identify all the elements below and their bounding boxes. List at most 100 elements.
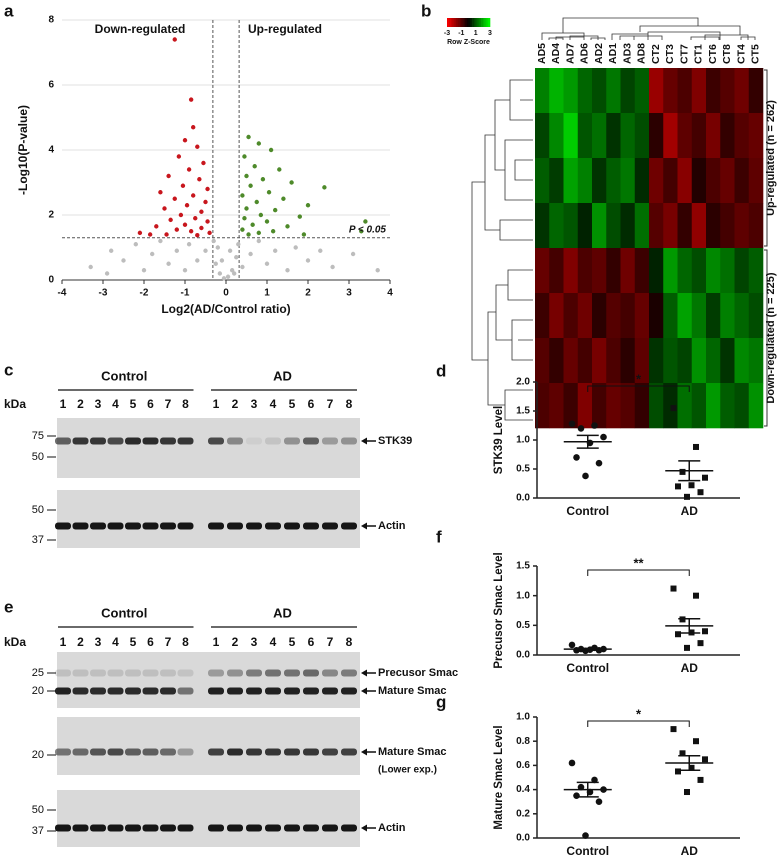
x-tick-label: AD [681, 844, 699, 857]
band-label: Precusor Smac [378, 667, 458, 679]
heatmap-cell [549, 113, 564, 159]
band [341, 437, 357, 445]
heatmap-cell [620, 383, 636, 429]
heatmap-cell [620, 338, 636, 384]
heatmap-cell [649, 293, 664, 339]
point [211, 238, 216, 244]
panel-letter: d [436, 361, 446, 380]
colorbar-title: Row Z-Score [447, 39, 490, 46]
lane-label: 2 [232, 635, 239, 649]
x-tick-label: Control [566, 504, 609, 518]
colorbar-step [470, 18, 473, 27]
band [72, 748, 89, 756]
band [177, 824, 194, 832]
colorbar-step [452, 18, 455, 27]
point [172, 37, 177, 42]
band [142, 669, 159, 677]
point [568, 420, 576, 428]
heatmap-cell [706, 68, 721, 114]
x-tick-label: 3 [346, 288, 352, 299]
blot-strip [57, 652, 360, 708]
point [266, 190, 272, 195]
point [186, 167, 192, 172]
point [297, 214, 302, 219]
y-tick-label: 0.6 [516, 760, 530, 771]
lane-label: 8 [346, 397, 353, 411]
heatmap-cell [563, 113, 579, 159]
band [125, 824, 141, 832]
band [72, 687, 89, 695]
point [270, 229, 276, 234]
heatmap-cell [677, 158, 693, 204]
band [265, 687, 281, 695]
point [199, 209, 204, 214]
band [72, 824, 89, 832]
band [227, 748, 243, 756]
band [177, 437, 194, 445]
point [268, 147, 274, 153]
point [577, 425, 585, 432]
arrow-head [361, 669, 367, 677]
heatmap-cell [649, 68, 664, 114]
band [246, 687, 262, 695]
group-bracket [764, 249, 768, 427]
lane-label: 6 [308, 397, 315, 411]
heatmap-cell [677, 383, 693, 429]
heatmap-cell [563, 383, 579, 429]
band [177, 687, 194, 695]
band [125, 748, 141, 756]
colorbar-step [457, 18, 460, 27]
y-tick-label: 1.5 [516, 561, 530, 572]
panel-letter: c [4, 360, 13, 379]
point [234, 255, 239, 260]
heatmap-cell [592, 68, 607, 114]
y-tick-label: 1.0 [516, 435, 530, 446]
band [107, 437, 124, 445]
point [201, 160, 206, 166]
y-tick-label: 4 [48, 145, 54, 156]
lane-label: 1 [60, 635, 67, 649]
band [227, 687, 243, 695]
heatmap-cell [663, 113, 678, 159]
heatmap-cell [677, 338, 693, 384]
band-label: Mature Smac [378, 685, 446, 697]
point [305, 258, 311, 263]
point [121, 258, 126, 263]
band [303, 522, 319, 530]
band [284, 437, 300, 445]
point [277, 167, 282, 172]
point [582, 832, 589, 839]
heatmap-cell [706, 158, 721, 204]
heatmap-cell [691, 293, 707, 339]
point [301, 232, 307, 237]
annotation: Down-regulated [95, 22, 186, 36]
heatmap-cell [563, 158, 579, 204]
lane-label: 5 [130, 397, 137, 411]
band [55, 687, 71, 695]
heatmap-cell [734, 383, 750, 429]
heatmap-cell [606, 293, 621, 339]
band [341, 748, 357, 756]
heatmap-cell [535, 248, 550, 294]
point [675, 631, 681, 638]
lane-label: 2 [232, 397, 239, 411]
heatmap-cell [634, 248, 650, 294]
heatmap-cell [549, 203, 564, 249]
point [684, 493, 690, 500]
point [568, 641, 576, 649]
heatmap-cell [535, 68, 550, 114]
point [688, 764, 695, 771]
heatmap-cell [592, 338, 607, 384]
point [702, 474, 708, 481]
y-tick-label: 0.8 [516, 736, 530, 747]
panel-letter: b [421, 1, 431, 20]
group-label: Control [101, 605, 147, 620]
point [273, 207, 278, 213]
band [246, 748, 262, 756]
arrow-head [361, 824, 367, 832]
column-label: CT6 [707, 44, 719, 64]
x-tick-label: -4 [58, 288, 67, 299]
band [107, 824, 124, 832]
y-axis-label: -Log10(P-value) [16, 105, 30, 195]
heatmap-cell [663, 68, 678, 114]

AIM: Set out the lines above as a JSON list of strings, one string per line and no blank lines, leaving out the picture.

WRITTEN SOLUTION:
[
  "identify all the elements below and their bounding boxes. List at most 100 elements.",
  "x-tick-label: AD [681, 844, 699, 857]",
  "band-label: Precusor Smac [378, 667, 458, 679]",
  "heatmap-cell [549, 113, 564, 159]",
  "band [341, 437, 357, 445]",
  "heatmap-cell [620, 383, 636, 429]",
  "heatmap-cell [620, 338, 636, 384]",
  "heatmap-cell [649, 293, 664, 339]",
  "point [211, 238, 216, 244]",
  "panel-letter: d [436, 361, 446, 380]",
  "colorbar-title: Row Z-Score [447, 39, 490, 46]",
  "lane-label: 2 [232, 635, 239, 649]",
  "x-tick-label: Control [566, 504, 609, 518]",
  "colorbar-step [470, 18, 473, 27]",
  "band [72, 748, 89, 756]",
  "band [177, 824, 194, 832]",
  "colorbar-step [452, 18, 455, 27]",
  "point [172, 37, 177, 42]",
  "band [142, 669, 159, 677]",
  "point [568, 420, 576, 428]",
  "heatmap-cell [706, 68, 721, 114]",
  "x-tick-label: 3 [346, 288, 352, 299]",
  "blot-strip [57, 652, 360, 708]",
  "point [266, 190, 272, 195]",
  "point [186, 167, 192, 172]",
  "point [297, 214, 302, 219]",
  "y-tick-label: 0.6 [516, 760, 530, 771]",
  "lane-label: 8 [346, 397, 353, 411]",
  "heatmap-cell [563, 113, 579, 159]",
  "band [125, 824, 141, 832]",
  "band [72, 687, 89, 695]",
  "point [270, 229, 276, 234]",
  "heatmap-cell [677, 158, 693, 204]",
  "band [265, 687, 281, 695]",
  "point [199, 209, 204, 214]",
  "band [72, 824, 89, 832]",
  "band [227, 748, 243, 756]",
  "band [177, 437, 194, 445]",
  "point [268, 147, 274, 153]",
  "point [577, 425, 585, 432]",
  "arrow-head [361, 669, 367, 677]",
  "heatmap-cell [649, 68, 664, 114]",
  "band [246, 687, 262, 695]",
  "group-bracket [764, 249, 768, 427]",
  "lane-label: 6 [308, 397, 315, 411]",
  "heatmap-cell [677, 383, 693, 429]",
  "heatmap-cell [563, 383, 579, 429]",
  "band [177, 687, 194, 695]",
  "band [125, 748, 141, 756]",
  "colorbar-step [457, 18, 460, 27]",
  "y-tick-label: 1.5 [516, 561, 530, 572]",
  "panel-letter: c [4, 360, 13, 379]",
  "point [234, 255, 239, 260]",
  "heatmap-cell [592, 68, 607, 114]",
  "y-tick-label: 1.0 [516, 435, 530, 446]",
  "band [107, 437, 124, 445]",
  "point [201, 160, 206, 166]",
  "y-tick-label: 4 [48, 145, 54, 156]",
  "lane-label: 1 [60, 635, 67, 649]",
  "band [227, 687, 243, 695]",
  "heatmap-cell [663, 113, 678, 159]",
  "heatmap-cell [677, 338, 693, 384]",
  "band-label: Mature Smac [378, 685, 446, 697]",
  "point [305, 258, 311, 263]",
  "point [121, 258, 126, 263]",
  "band [303, 522, 319, 530]",
  "band [284, 437, 300, 445]",
  "point [277, 167, 282, 172]",
  "point [582, 832, 589, 839]",
  "heatmap-cell [706, 158, 721, 204]",
  "heatmap-cell [691, 293, 707, 339]",
  "point [301, 232, 307, 237]",
  "annotation: Down-regulated [95, 22, 186, 36]",
  "heatmap-cell [563, 158, 579, 204]",
  "lane-label: 5 [130, 397, 137, 411]",
  "band [55, 687, 71, 695]",
  "heatmap-cell [734, 383, 750, 429]",
  "heatmap-cell [606, 293, 621, 339]",
  "band [341, 748, 357, 756]",
  "heatmap-cell [535, 248, 550, 294]",
  "point [675, 631, 681, 638]",
  "lane-label: 2 [232, 397, 239, 411]",
  "heatmap-cell [634, 248, 650, 294]",
  "heatmap-cell [549, 203, 564, 249]",
  "point [684, 493, 690, 500]",
  "point [568, 641, 576, 649]",
  "heatmap-cell [535, 68, 550, 114]",
  "point [688, 764, 695, 771]",
  "heatmap-cell [592, 338, 607, 384]",
  "point [702, 474, 708, 481]",
  "y-tick-label: 0.8 [516, 736, 530, 747]",
  "panel-letter: b [421, 1, 431, 20]",
  "group-label: Control [101, 605, 147, 620]",
  "point [273, 207, 278, 213]",
  "band [246, 748, 262, 756]",
  "arrow-head [361, 824, 367, 832]",
  "column-label: CT6 [707, 44, 719, 64]",
  "x-tick-label: -4 [58, 288, 67, 299]",
  "band [107, 824, 124, 832]",
  "y-axis-label: -Log10(P-value) [16, 105, 30, 195]",
  "heatmap-cell [663, 68, 678, 114]"
]